Recorded data >>
## START
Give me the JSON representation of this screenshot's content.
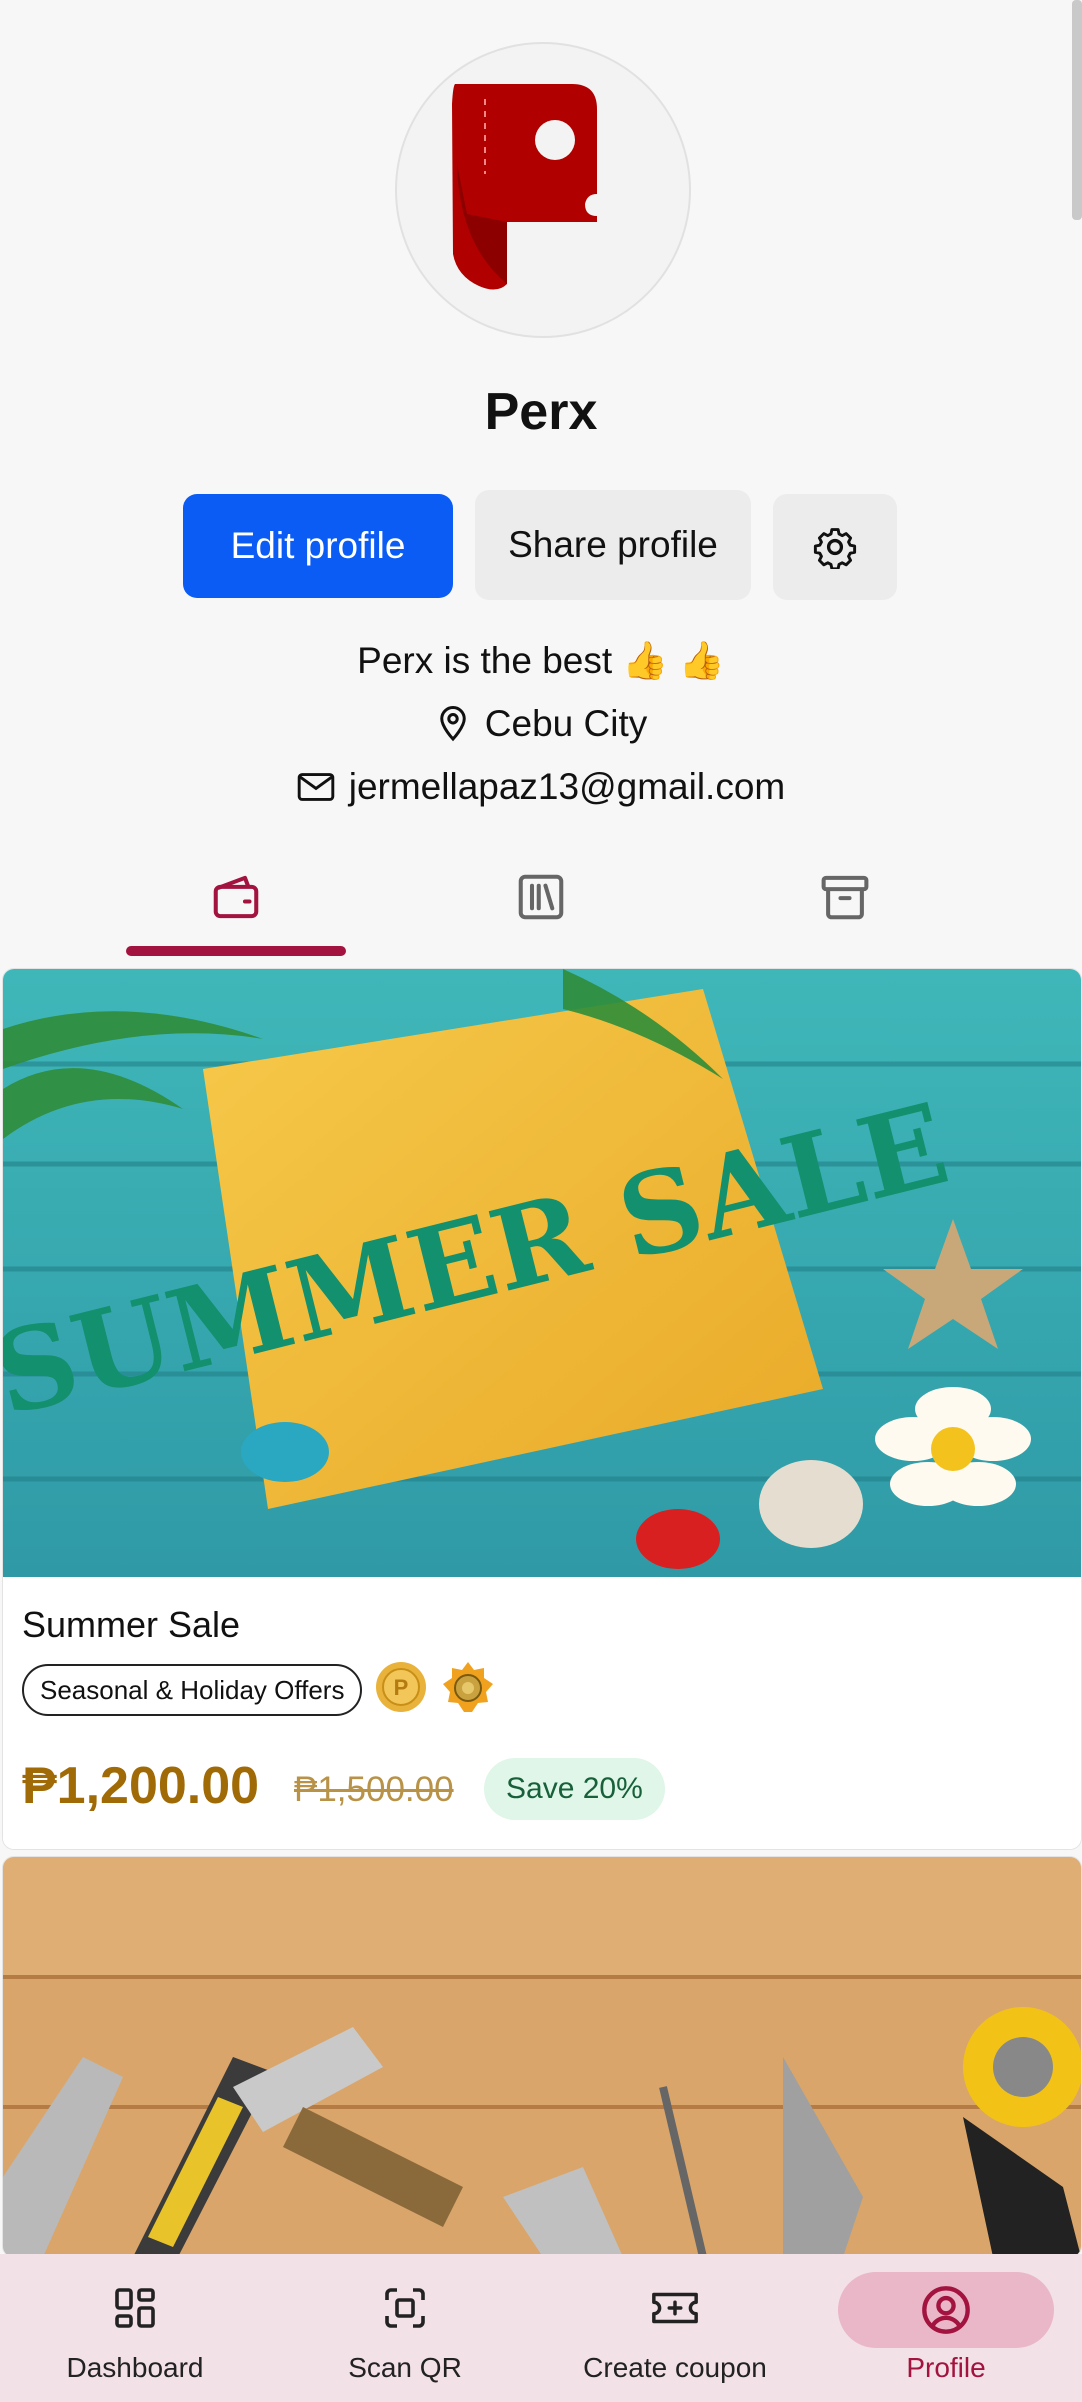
{
  "profile": {
    "name": "Perx",
    "bio": "Perx is the best 👍 👍",
    "location": "Cebu City",
    "email": "jermellapaz13@gmail.com"
  },
  "actions": {
    "edit_label": "Edit profile",
    "share_label": "Share profile"
  },
  "tabs": [
    {
      "icon": "wallet-icon",
      "active": true
    },
    {
      "icon": "library-icon",
      "active": false
    },
    {
      "icon": "archive-icon",
      "active": false
    }
  ],
  "products": [
    {
      "image_text": "SUMMER SALE",
      "title": "Summer Sale",
      "category": "Seasonal & Holiday Offers",
      "price": "₱1,200.00",
      "original_price": "₱1,500.00",
      "discount": "Save 20%"
    }
  ],
  "nav": [
    {
      "label": "Dashboard",
      "icon": "dashboard-icon",
      "active": false
    },
    {
      "label": "Scan QR",
      "icon": "scan-qr-icon",
      "active": false
    },
    {
      "label": "Create coupon",
      "icon": "create-coupon-icon",
      "active": false
    },
    {
      "label": "Profile",
      "icon": "profile-icon",
      "active": true
    }
  ],
  "colors": {
    "primary_button": "#0a5cf5",
    "accent": "#a3133f",
    "price": "#a06a06",
    "save_badge_bg": "#dff6e8",
    "nav_bg": "#f2e1e6"
  }
}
## END
Task instructions >>
Transcribe the records verbatim and omit the images.

Solution to the exercise >>
Give me the JSON representation of this screenshot's content.
{
  "profile": {
    "name": "Perx",
    "bio": "Perx is the best 👍 👍",
    "location": "Cebu City",
    "email": "jermellapaz13@gmail.com"
  },
  "actions": {
    "edit_label": "Edit profile",
    "share_label": "Share profile"
  },
  "tabs": [
    {
      "icon": "wallet-icon",
      "active": true
    },
    {
      "icon": "library-icon",
      "active": false
    },
    {
      "icon": "archive-icon",
      "active": false
    }
  ],
  "products": [
    {
      "image_text": "SUMMER SALE",
      "title": "Summer Sale",
      "category": "Seasonal & Holiday Offers",
      "price": "₱1,200.00",
      "original_price": "₱1,500.00",
      "discount": "Save 20%"
    }
  ],
  "nav": [
    {
      "label": "Dashboard",
      "icon": "dashboard-icon",
      "active": false
    },
    {
      "label": "Scan QR",
      "icon": "scan-qr-icon",
      "active": false
    },
    {
      "label": "Create coupon",
      "icon": "create-coupon-icon",
      "active": false
    },
    {
      "label": "Profile",
      "icon": "profile-icon",
      "active": true
    }
  ],
  "colors": {
    "primary_button": "#0a5cf5",
    "accent": "#a3133f",
    "price": "#a06a06",
    "save_badge_bg": "#dff6e8",
    "nav_bg": "#f2e1e6"
  }
}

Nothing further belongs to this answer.